**WHAT THE TASK ASKS:**
Reproduce the rows below without any changes, starting with the line that contains "bar-wti-crude-oil <box>555 218 561 245</box>" and ending with the line that contains "most 100 elements.", both lines included. Leave out the pictures.

[Extracted data entries]
━━━━

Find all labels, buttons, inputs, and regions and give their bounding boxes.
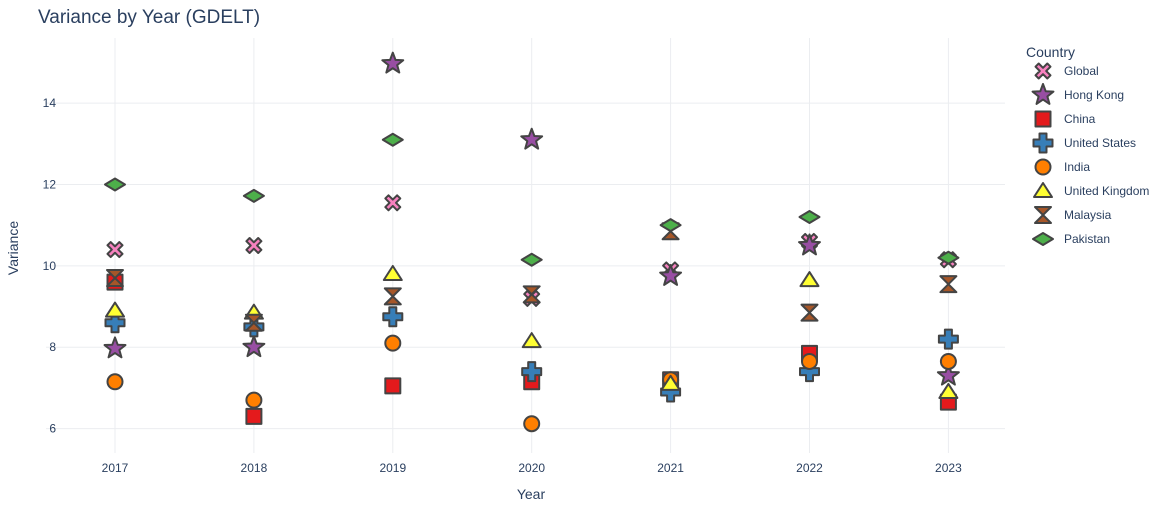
data-point [384,194,402,212]
legend-item-united-states[interactable]: United States [1032,132,1137,154]
x-axis-ticks: 2017 2018 2019 2020 2021 2022 2023 [102,461,962,475]
x-tick-label: 2021 [657,461,684,475]
series-malaysia [106,222,958,332]
legend-label: Pakistan [1064,232,1110,246]
x-tick-label: 2023 [935,461,962,475]
data-point [801,352,818,370]
data-point [521,332,542,349]
x-tick-label: 2018 [241,461,268,475]
x-tick-label: 2022 [796,461,823,475]
legend-item-global[interactable]: Global [1034,62,1099,80]
series-pakistan [104,132,960,267]
x-tick-label: 2017 [102,461,129,475]
data-point [382,264,403,281]
legend-title: Country [1026,44,1075,60]
data-point [106,241,124,259]
chart-title: Variance by Year (GDELT) [38,7,260,28]
data-point [937,250,960,265]
data-point [798,233,821,256]
legend-label: China [1064,112,1096,126]
data-point [106,373,124,391]
legend-item-china[interactable]: China [1034,110,1096,128]
data-point [245,391,263,409]
data-point [244,313,263,332]
data-point [937,328,959,350]
data-point [660,374,681,391]
legend-item-hong-kong[interactable]: Hong Kong [1031,83,1125,105]
y-tick-label: 8 [49,340,56,354]
legend-label: United States [1064,136,1136,150]
data-point [381,51,405,74]
legend-symbol [1031,83,1055,105]
data-point [939,352,957,370]
legend-item-india[interactable]: India [1034,158,1091,176]
data-point [520,127,544,150]
x-tick-label: 2019 [379,461,406,475]
data-point [659,264,683,286]
data-point [245,237,263,254]
y-axis-title: Variance [5,221,21,275]
legend-symbol [1032,232,1054,246]
legend-item-malaysia[interactable]: Malaysia [1034,206,1112,224]
y-tick-label: 10 [43,259,57,273]
x-axis-title: Year [517,486,546,502]
legend-label: India [1064,160,1090,174]
data-point [104,177,126,192]
data-point [523,415,541,433]
legend-symbol [1034,110,1052,128]
data-point [799,271,820,288]
legend-symbol [1034,206,1052,224]
legend-symbol [1034,158,1052,176]
x-tick-label: 2020 [518,461,545,475]
legend-label: Hong Kong [1064,88,1124,102]
data-points [103,51,960,433]
data-point [521,361,543,383]
data-point [242,188,265,203]
data-point [105,301,125,318]
data-point [103,336,127,359]
legend-label: United Kingdom [1064,184,1149,198]
data-point [800,303,819,322]
data-point [245,407,263,425]
data-point [938,382,959,399]
legend-label: Global [1064,64,1099,78]
data-point [104,312,126,334]
data-point [106,269,124,288]
legend-symbol [1033,182,1053,198]
data-point [939,275,958,294]
legend-item-pakistan[interactable]: Pakistan [1032,232,1110,246]
grid-lines [46,38,1005,453]
legend[interactable]: Global Hong Kong China United States India Un… [1031,62,1150,247]
legend-symbol [1034,62,1052,80]
y-tick-label: 14 [43,96,57,110]
y-tick-label: 12 [43,177,57,191]
legend-symbol [1032,132,1054,154]
series-hong-kong [103,51,960,386]
legend-item-united-kingdom[interactable]: United Kingdom [1033,182,1149,198]
data-point [242,335,266,358]
y-axis-ticks: 6 8 10 12 14 [43,96,57,435]
legend-label: Malaysia [1064,208,1112,222]
data-point [522,285,541,304]
data-point [382,306,404,328]
y-tick-label: 6 [49,422,56,436]
data-point [798,210,821,225]
data-point [384,334,402,352]
data-point [383,287,402,306]
data-point [936,363,960,386]
data-point [659,218,682,233]
data-point [384,377,402,395]
data-point [381,132,404,147]
data-point [520,252,543,267]
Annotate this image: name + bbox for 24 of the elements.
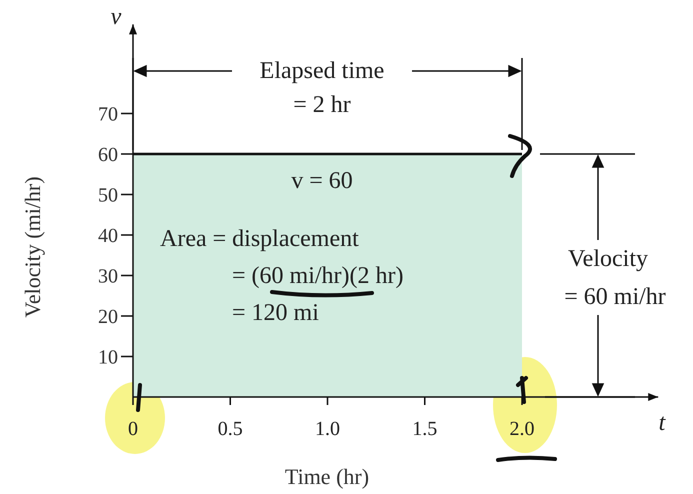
text: t — [658, 410, 667, 436]
annotation: Velocity — [568, 246, 648, 272]
y-tick-label: 70 — [98, 104, 118, 126]
text: v — [110, 4, 122, 30]
y-tick-label: 10 — [98, 346, 118, 368]
annotation: Area = displacement — [160, 226, 360, 252]
annotation: v = 60 — [291, 168, 353, 194]
y-tick-label: 30 — [98, 266, 118, 288]
annotation: = 120 mi — [232, 300, 320, 326]
y-tick-label: 50 — [98, 184, 118, 206]
x-axis-title: Time (hr) — [284, 464, 370, 489]
y-tick-label: 20 — [98, 306, 118, 328]
x-tick-label: 1.0 — [315, 418, 340, 440]
annotation: = (60 mi/hr)(2 hr) — [232, 263, 404, 289]
y-tick-label: 40 — [98, 225, 118, 247]
x-tick-label: 0.5 — [218, 418, 243, 440]
x-tick-label: 2.0 — [510, 418, 534, 440]
annotation: = 60 mi/hr — [564, 284, 666, 310]
x-tick-label: 0 — [128, 418, 138, 440]
x-tick-label: 1.5 — [412, 418, 438, 440]
annotation: Elapsed time — [260, 58, 384, 84]
annotation: = 2 hr — [293, 92, 351, 118]
y-axis-title: Velocity (mi/hr) — [20, 176, 45, 318]
y-tick-label: 60 — [98, 144, 118, 166]
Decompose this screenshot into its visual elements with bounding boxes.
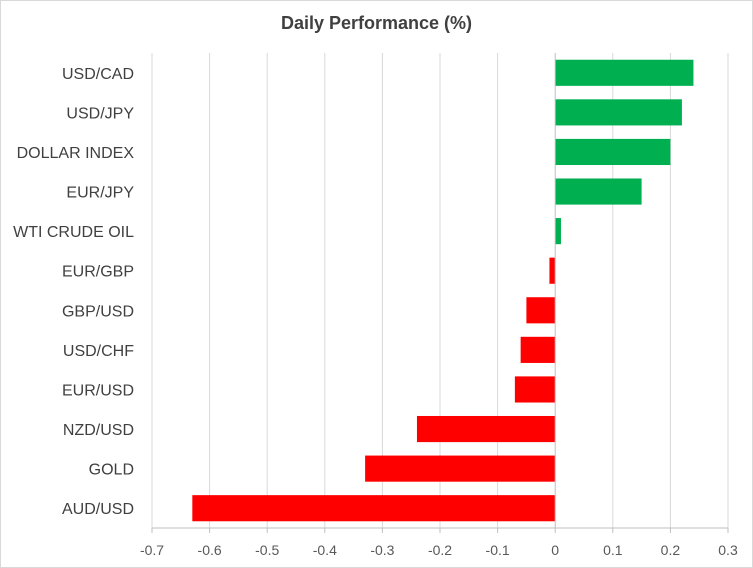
bar-wti-crude-oil <box>555 218 561 245</box>
category-label: EUR/JPY <box>66 185 134 202</box>
x-tick-label: 0 <box>551 542 559 558</box>
bar-eur-gbp <box>549 257 556 284</box>
bar-gold <box>365 455 556 482</box>
bar-usd-chf <box>520 336 556 363</box>
x-tick-label: 0.2 <box>661 542 681 558</box>
bar-eur-jpy <box>555 178 642 205</box>
bar-dollar-index <box>555 138 671 166</box>
category-label: AUD/USD <box>62 501 134 518</box>
category-label: EUR/GBP <box>62 264 134 281</box>
category-label: USD/CHF <box>63 343 134 360</box>
x-tick-label: -0.2 <box>428 542 452 558</box>
bar-aud-usd <box>192 495 556 522</box>
bar-usd-jpy <box>555 99 682 126</box>
bar-gbp-usd <box>526 297 556 324</box>
x-tick-label: -0.1 <box>486 542 510 558</box>
x-tick-label: 0.3 <box>718 542 738 558</box>
x-tick-label: -0.6 <box>198 542 222 558</box>
bar-eur-usd <box>514 376 556 403</box>
bar-usd-cad <box>555 59 694 86</box>
category-label: WTI CRUDE OIL <box>13 224 134 241</box>
category-label: NZD/USD <box>63 422 134 439</box>
category-label: EUR/USD <box>62 382 134 399</box>
x-tick-label: -0.7 <box>140 542 164 558</box>
bar-nzd-usd <box>416 415 556 443</box>
category-label: GOLD <box>89 462 134 479</box>
x-tick-label: -0.4 <box>313 542 337 558</box>
x-tick-label: 0.1 <box>603 542 623 558</box>
category-label: USD/CAD <box>62 66 134 83</box>
category-label: GBP/USD <box>62 303 134 320</box>
chart-title: Daily Performance (%) <box>280 13 473 33</box>
x-tick-label: -0.3 <box>370 542 394 558</box>
x-tick-label: -0.5 <box>255 542 279 558</box>
category-label: DOLLAR INDEX <box>17 145 135 162</box>
category-label: USD/JPY <box>66 105 134 122</box>
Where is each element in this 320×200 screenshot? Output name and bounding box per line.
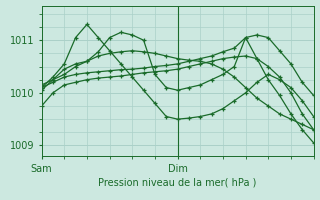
X-axis label: Pression niveau de la mer( hPa ): Pression niveau de la mer( hPa ) (99, 178, 257, 188)
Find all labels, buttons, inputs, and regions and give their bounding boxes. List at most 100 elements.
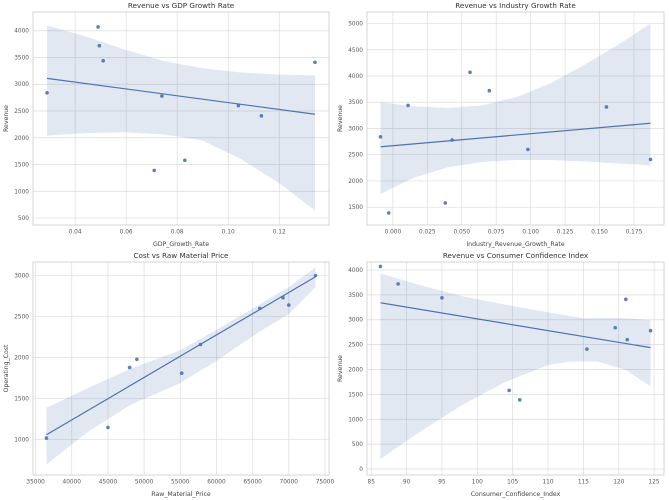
- data-point: [258, 306, 262, 311]
- x-tick-label: 105: [507, 480, 518, 486]
- y-tick-label: 2000: [348, 179, 363, 185]
- plot-background: [367, 262, 664, 475]
- y-tick-label: 3500: [348, 100, 363, 106]
- y-tick-label: 3500: [14, 55, 29, 61]
- data-point: [585, 347, 589, 351]
- y-tick-label: 4000: [14, 29, 29, 35]
- y-tick-label: 500: [352, 442, 363, 448]
- x-tick-label: 0.075: [488, 230, 505, 236]
- x-tick-label: 100: [472, 480, 483, 486]
- x-axis-label: Raw_Material_Price: [151, 491, 211, 498]
- plot-border: [366, 11, 665, 226]
- x-tick-label: 55000: [171, 480, 190, 486]
- y-tick-label: 0: [359, 467, 363, 473]
- data-point: [96, 25, 100, 29]
- data-point: [127, 365, 132, 370]
- y-tick-label: 2000: [348, 367, 363, 373]
- data-point: [648, 157, 653, 162]
- plot-border: [32, 261, 330, 476]
- x-tick-label: 115: [578, 480, 589, 486]
- confidence-band: [380, 23, 651, 195]
- chart-svg: 0.000 0.025 0.050 0.075 0.100 0.125 0.150 0.175…: [337, 1, 665, 248]
- y-tick-label: 3500: [348, 293, 363, 299]
- chart-title: Cost vs Raw Material Price: [134, 251, 230, 260]
- chart-svg: 35000 40000 45000 50000 55000 60000 65000 70000…: [3, 251, 334, 498]
- y-tick-label: 1500: [348, 205, 363, 211]
- data-point: [152, 168, 157, 173]
- data-point: [443, 201, 448, 205]
- x-tick-label: 0.025: [419, 230, 436, 236]
- y-tick-label: 2000: [14, 356, 29, 362]
- data-point: [604, 105, 609, 109]
- confidence-band: [47, 25, 315, 211]
- regression-line: [380, 122, 651, 148]
- data-point: [183, 158, 187, 163]
- y-tick-label: 2500: [14, 109, 29, 115]
- data-point: [259, 114, 264, 118]
- data-point: [450, 138, 454, 142]
- x-tick-label: 35000: [26, 480, 45, 486]
- y-tick-label: 2500: [14, 315, 29, 321]
- y-tick-label: 1500: [14, 397, 29, 403]
- x-tick-label: 0.150: [591, 230, 608, 236]
- y-tick-label: 2500: [348, 153, 363, 159]
- x-axis-label: GDP_Growth_Rate: [153, 241, 209, 248]
- x-tick-label: 0.175: [626, 230, 643, 236]
- x-tick-label: 0.125: [557, 230, 574, 236]
- data-point: [101, 58, 105, 63]
- y-tick-label: 1000: [348, 417, 363, 423]
- data-point: [613, 325, 618, 330]
- x-tick-label: 0.06: [120, 230, 133, 236]
- chart-title: Revenue vs GDP Growth Rate: [128, 1, 235, 10]
- data-point: [160, 94, 164, 98]
- chart-title: Revenue vs Industry Growth Rate: [455, 1, 576, 10]
- data-point: [378, 135, 383, 139]
- y-tick-label: 2500: [348, 343, 363, 349]
- y-tick-label: 2000: [14, 136, 29, 142]
- data-point: [378, 264, 383, 269]
- y-tick-label: 4000: [348, 268, 363, 274]
- data-point: [179, 371, 184, 376]
- data-point: [468, 70, 472, 75]
- x-axis-label: Industry_Revenue_Growth_Rate: [466, 241, 564, 248]
- data-point: [198, 342, 203, 347]
- data-point: [236, 103, 241, 108]
- data-point: [406, 103, 410, 108]
- x-tick-label: 50000: [135, 480, 154, 486]
- y-axis-label: Revenue: [337, 355, 344, 382]
- data-point: [286, 303, 291, 307]
- x-tick-label: 70000: [280, 480, 299, 486]
- y-axis-label: Revenue: [337, 105, 344, 132]
- plot-border: [366, 261, 665, 476]
- data-point: [45, 91, 49, 95]
- data-point: [97, 43, 102, 48]
- x-tick-label: 0.100: [522, 230, 539, 236]
- y-tick-label: 3000: [348, 126, 363, 132]
- data-point: [396, 282, 400, 286]
- data-point: [440, 296, 444, 300]
- chart-svg: 85 90 95 100 105 110 115 120 125 0 500 1000 1500 2000…: [337, 251, 665, 498]
- y-tick-label: 1500: [348, 392, 363, 398]
- regression-line: [46, 276, 316, 436]
- x-axis-label: Consumer_Confidence_Index: [471, 491, 561, 498]
- data-point: [526, 147, 530, 152]
- data-point: [106, 425, 110, 430]
- data-point: [517, 398, 522, 402]
- x-tick-label: 0.04: [69, 230, 82, 236]
- data-point: [386, 211, 391, 215]
- x-tick-label: 95: [438, 480, 446, 486]
- y-axis-label: Operating_Cost: [3, 344, 10, 392]
- x-tick-label: 0.050: [453, 230, 470, 236]
- data-point: [487, 88, 492, 93]
- x-tick-label: 75000: [316, 480, 334, 486]
- x-tick-label: 90: [403, 480, 411, 486]
- y-tick-label: 3000: [14, 82, 29, 88]
- x-tick-label: 85: [368, 480, 376, 486]
- y-tick-label: 4000: [348, 74, 363, 80]
- y-tick-label: 4500: [348, 48, 363, 54]
- x-tick-label: 120: [613, 480, 624, 486]
- y-tick-label: 1000: [14, 438, 29, 444]
- chart-revenue-vs-industry-growth-rate: 0.000 0.025 0.050 0.075 0.100 0.125 0.150 0.175…: [334, 0, 669, 250]
- y-tick-label: 3000: [348, 318, 363, 324]
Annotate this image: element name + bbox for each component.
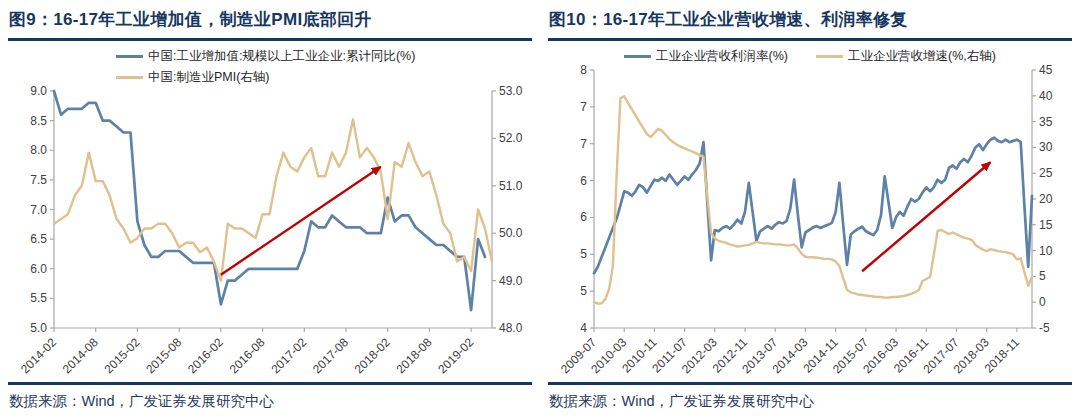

━━━━

**TASK RESPONSE:**
bar-wti-crude-oil <box>555 218 561 245</box>
category-label: EUR/JPY <box>66 185 134 202</box>
x-tick-label: 0 <box>551 542 559 558</box>
bar-eur-gbp <box>549 257 556 284</box>
bar-gold <box>365 455 556 482</box>
bar-usd-chf <box>520 336 556 363</box>
x-tick-label: 0.2 <box>661 542 681 558</box>
bar-eur-jpy <box>555 178 642 205</box>
bar-dollar-index <box>555 138 671 166</box>
category-label: AUD/USD <box>62 501 134 518</box>
category-label: EUR/GBP <box>62 264 134 281</box>
category-label: USD/CHF <box>63 343 134 360</box>
x-tick-label: -0.2 <box>428 542 452 558</box>
bar-aud-usd <box>192 495 556 522</box>
bar-usd-jpy <box>555 99 682 126</box>
bar-gbp-usd <box>526 297 556 324</box>
x-tick-label: -0.1 <box>486 542 510 558</box>
x-tick-label: 0.3 <box>718 542 738 558</box>
x-tick-label: -0.6 <box>198 542 222 558</box>
bar-eur-usd <box>514 376 556 403</box>
bar-usd-cad <box>555 59 694 86</box>
category-label: WTI CRUDE OIL <box>13 224 134 241</box>
category-label: NZD/USD <box>63 422 134 439</box>
category-label: EUR/USD <box>62 382 134 399</box>
x-tick-label: -0.7 <box>140 542 164 558</box>
bar-nzd-usd <box>416 415 556 443</box>
category-label: GOLD <box>89 462 134 479</box>
x-tick-label: -0.4 <box>313 542 337 558</box>
x-tick-label: 0.1 <box>603 542 623 558</box>
category-label: USD/CAD <box>62 66 134 83</box>
category-label: GBP/USD <box>62 303 134 320</box>
chart-title: Daily Performance (%) <box>280 13 473 33</box>
x-tick-label: -0.3 <box>370 542 394 558</box>
x-tick-label: -0.5 <box>255 542 279 558</box>
category-label: DOLLAR INDEX <box>17 145 135 162</box>
category-label: USD/JPY <box>66 105 134 122</box>
Where is each element in this 320×200 screenshot? Output name and bounding box per line.
X-axis label: Pression niveau de la mer( hPa ): Pression niveau de la mer( hPa ) (99, 178, 257, 188)
Find all labels, buttons, inputs, and regions and give their bounding boxes. List at most 100 elements.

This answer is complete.